_WORK TO COMPLETE_
Filter the listing and keep only the lines with the word "name".

_DATA EXCERPTS_
────────────────

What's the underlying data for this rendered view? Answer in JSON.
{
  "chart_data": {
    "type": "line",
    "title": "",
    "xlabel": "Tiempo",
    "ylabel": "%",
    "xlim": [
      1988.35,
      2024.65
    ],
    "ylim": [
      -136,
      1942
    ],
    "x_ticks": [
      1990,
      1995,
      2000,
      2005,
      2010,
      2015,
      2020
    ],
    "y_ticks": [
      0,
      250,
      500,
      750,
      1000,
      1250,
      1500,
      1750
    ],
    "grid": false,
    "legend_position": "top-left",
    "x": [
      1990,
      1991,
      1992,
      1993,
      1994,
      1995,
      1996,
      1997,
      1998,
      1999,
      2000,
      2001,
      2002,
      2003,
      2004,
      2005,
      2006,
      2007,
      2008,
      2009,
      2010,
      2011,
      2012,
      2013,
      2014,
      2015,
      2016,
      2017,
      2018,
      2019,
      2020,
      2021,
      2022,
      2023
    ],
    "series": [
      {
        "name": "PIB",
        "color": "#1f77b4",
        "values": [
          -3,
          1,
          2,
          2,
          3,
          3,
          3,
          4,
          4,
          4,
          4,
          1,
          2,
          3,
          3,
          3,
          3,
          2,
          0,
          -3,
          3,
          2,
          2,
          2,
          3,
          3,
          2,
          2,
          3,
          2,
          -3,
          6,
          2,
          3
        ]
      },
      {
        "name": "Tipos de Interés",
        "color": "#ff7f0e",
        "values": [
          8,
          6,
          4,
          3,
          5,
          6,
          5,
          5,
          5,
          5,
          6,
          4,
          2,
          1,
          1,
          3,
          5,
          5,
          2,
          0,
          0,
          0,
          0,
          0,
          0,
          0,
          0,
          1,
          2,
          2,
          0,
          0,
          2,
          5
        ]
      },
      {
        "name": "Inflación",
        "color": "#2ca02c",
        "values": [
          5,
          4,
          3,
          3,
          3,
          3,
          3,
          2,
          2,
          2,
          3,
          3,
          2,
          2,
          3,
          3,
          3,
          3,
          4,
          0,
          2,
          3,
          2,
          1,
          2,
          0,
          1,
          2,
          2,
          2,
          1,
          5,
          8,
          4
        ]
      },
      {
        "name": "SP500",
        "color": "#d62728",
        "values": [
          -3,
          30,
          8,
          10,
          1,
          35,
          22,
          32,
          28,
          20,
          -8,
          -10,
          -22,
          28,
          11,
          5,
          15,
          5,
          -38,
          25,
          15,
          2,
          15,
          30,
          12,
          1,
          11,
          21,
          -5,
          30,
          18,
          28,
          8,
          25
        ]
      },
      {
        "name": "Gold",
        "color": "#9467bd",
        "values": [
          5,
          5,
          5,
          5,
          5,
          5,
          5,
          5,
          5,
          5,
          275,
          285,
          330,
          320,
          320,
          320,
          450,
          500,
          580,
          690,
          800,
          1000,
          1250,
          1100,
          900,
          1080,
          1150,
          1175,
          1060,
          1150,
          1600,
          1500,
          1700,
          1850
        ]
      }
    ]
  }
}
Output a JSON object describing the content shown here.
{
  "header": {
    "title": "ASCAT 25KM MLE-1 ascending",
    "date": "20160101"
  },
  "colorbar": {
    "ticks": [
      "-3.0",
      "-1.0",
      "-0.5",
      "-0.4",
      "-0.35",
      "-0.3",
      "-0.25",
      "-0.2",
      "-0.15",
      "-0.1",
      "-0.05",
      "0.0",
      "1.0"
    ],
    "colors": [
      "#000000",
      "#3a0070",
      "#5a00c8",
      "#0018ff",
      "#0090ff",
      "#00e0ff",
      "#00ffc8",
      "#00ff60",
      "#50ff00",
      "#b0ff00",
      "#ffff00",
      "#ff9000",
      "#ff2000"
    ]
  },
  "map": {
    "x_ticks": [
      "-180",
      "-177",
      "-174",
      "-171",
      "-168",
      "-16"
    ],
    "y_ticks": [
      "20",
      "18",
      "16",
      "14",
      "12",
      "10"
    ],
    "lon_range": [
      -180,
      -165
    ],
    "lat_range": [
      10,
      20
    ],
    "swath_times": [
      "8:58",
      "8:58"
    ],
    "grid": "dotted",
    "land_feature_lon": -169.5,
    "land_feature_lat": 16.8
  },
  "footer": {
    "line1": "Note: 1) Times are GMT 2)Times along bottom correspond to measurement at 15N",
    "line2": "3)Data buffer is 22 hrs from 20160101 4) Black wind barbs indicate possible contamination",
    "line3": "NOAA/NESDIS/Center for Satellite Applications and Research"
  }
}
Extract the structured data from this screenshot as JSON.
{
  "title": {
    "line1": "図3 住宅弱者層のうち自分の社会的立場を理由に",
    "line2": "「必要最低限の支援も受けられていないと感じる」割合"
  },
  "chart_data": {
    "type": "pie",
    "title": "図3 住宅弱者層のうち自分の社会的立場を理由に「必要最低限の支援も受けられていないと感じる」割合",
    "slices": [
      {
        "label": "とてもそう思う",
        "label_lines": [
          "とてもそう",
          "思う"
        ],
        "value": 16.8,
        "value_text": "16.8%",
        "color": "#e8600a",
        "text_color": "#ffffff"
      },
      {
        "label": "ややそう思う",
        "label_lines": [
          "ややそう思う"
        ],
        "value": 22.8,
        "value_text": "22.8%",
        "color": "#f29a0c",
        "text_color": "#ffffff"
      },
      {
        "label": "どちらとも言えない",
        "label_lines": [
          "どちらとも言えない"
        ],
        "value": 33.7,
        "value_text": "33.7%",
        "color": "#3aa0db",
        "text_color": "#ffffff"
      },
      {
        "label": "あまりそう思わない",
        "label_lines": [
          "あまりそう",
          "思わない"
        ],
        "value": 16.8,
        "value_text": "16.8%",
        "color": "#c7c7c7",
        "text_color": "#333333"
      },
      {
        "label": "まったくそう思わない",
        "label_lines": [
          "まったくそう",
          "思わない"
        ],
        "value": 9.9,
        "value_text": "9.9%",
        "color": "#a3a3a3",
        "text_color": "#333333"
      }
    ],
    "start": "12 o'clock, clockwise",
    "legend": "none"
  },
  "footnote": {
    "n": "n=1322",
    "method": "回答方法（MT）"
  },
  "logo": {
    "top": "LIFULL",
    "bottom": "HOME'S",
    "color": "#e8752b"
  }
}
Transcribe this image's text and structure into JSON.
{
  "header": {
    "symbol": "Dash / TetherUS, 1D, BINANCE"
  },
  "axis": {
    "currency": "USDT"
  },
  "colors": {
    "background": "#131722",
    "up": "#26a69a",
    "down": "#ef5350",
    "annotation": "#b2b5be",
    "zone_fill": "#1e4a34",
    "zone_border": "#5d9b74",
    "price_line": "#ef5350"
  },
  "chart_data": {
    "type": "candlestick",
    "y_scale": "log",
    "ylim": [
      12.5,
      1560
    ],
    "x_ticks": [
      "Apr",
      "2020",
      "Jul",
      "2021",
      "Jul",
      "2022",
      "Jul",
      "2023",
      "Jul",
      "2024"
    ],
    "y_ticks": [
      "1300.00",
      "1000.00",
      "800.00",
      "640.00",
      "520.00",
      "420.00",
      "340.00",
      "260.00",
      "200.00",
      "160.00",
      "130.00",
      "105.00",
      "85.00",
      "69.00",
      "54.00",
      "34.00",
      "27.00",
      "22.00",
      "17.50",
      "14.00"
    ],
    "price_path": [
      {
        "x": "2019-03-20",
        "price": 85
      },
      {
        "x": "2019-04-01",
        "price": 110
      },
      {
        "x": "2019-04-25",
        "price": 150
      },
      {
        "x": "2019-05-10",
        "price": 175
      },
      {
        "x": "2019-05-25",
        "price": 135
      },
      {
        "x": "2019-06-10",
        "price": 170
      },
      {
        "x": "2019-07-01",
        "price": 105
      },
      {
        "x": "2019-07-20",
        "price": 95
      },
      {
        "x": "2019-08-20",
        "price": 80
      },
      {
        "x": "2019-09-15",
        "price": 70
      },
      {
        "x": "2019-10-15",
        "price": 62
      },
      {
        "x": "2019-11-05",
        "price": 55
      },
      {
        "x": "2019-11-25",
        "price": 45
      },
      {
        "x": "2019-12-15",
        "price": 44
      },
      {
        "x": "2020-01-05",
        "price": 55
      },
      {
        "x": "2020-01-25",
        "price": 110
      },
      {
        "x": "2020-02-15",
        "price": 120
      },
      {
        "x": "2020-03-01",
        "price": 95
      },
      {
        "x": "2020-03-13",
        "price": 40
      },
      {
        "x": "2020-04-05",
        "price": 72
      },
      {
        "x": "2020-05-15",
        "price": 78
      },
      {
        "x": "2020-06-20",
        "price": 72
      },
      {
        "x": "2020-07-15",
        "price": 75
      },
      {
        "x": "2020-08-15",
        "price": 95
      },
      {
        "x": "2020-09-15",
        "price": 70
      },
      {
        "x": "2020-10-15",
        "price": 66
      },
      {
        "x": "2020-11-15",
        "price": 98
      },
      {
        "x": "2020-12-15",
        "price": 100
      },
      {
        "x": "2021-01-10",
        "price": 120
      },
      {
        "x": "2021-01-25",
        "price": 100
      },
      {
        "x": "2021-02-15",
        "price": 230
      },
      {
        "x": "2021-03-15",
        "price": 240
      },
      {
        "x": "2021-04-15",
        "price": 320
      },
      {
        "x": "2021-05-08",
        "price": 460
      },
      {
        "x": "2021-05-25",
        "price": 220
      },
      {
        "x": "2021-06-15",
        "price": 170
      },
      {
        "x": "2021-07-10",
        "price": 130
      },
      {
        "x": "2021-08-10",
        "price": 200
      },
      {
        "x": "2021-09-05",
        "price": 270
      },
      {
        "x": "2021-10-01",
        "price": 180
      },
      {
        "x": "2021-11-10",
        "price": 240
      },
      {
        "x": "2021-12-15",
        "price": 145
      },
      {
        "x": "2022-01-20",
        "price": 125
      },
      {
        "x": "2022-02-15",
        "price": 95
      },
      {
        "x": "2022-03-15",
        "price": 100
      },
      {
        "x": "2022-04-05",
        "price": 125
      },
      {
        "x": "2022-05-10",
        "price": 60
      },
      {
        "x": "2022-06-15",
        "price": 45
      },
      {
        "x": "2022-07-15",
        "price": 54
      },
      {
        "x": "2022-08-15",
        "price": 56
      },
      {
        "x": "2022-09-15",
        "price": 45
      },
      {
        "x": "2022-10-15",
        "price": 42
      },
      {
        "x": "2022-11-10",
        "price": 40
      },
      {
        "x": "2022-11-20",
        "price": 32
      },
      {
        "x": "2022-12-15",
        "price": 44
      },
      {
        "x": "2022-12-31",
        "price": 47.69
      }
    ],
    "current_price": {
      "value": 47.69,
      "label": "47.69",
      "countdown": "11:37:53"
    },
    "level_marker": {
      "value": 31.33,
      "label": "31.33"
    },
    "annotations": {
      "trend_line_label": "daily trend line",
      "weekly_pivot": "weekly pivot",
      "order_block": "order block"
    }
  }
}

────────────────

_RESULT OF THIS EXERCISE_
        "name": "PIB",
        "name": "Tipos de Interés",
        "name": "Inflación",
        "name": "SP500",
        "name": "Gold",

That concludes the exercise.